[Information provided start]
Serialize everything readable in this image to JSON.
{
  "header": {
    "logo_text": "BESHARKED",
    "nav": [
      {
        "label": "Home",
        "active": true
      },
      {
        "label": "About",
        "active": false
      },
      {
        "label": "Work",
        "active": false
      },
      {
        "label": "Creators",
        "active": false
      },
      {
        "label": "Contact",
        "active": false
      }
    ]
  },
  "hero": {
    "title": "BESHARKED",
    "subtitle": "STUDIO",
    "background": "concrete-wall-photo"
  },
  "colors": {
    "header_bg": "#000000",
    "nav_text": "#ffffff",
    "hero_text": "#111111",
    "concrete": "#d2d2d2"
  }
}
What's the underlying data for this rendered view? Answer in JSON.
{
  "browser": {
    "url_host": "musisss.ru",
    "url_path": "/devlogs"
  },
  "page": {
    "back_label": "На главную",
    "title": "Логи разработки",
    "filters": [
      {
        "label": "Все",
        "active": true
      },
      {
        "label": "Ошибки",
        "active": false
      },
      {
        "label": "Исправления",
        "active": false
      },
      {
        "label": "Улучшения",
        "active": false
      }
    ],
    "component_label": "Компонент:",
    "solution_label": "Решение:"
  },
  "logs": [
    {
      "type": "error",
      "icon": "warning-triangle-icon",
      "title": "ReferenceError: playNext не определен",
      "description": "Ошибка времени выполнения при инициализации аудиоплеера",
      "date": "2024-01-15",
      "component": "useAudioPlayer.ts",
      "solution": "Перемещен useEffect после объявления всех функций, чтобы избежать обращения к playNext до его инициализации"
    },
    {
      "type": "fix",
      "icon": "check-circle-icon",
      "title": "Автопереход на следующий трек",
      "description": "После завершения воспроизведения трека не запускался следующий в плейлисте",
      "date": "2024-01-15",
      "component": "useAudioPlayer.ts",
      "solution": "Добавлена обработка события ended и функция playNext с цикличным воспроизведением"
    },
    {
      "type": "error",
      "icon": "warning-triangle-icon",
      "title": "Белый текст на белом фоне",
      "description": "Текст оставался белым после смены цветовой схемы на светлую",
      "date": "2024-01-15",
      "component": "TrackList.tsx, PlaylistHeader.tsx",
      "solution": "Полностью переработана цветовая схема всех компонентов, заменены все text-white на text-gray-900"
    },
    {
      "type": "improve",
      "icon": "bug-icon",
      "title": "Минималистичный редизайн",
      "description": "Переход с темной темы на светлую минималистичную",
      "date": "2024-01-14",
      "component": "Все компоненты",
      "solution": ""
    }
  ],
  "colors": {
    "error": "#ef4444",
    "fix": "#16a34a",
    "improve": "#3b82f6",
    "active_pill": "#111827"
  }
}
[Information provided end]
• Objective:
Locate the word "type" in the records above, and return each line that has it.

• Expected output:
      "type": "error",
      "type": "fix",
      "type": "error",
      "type": "improve",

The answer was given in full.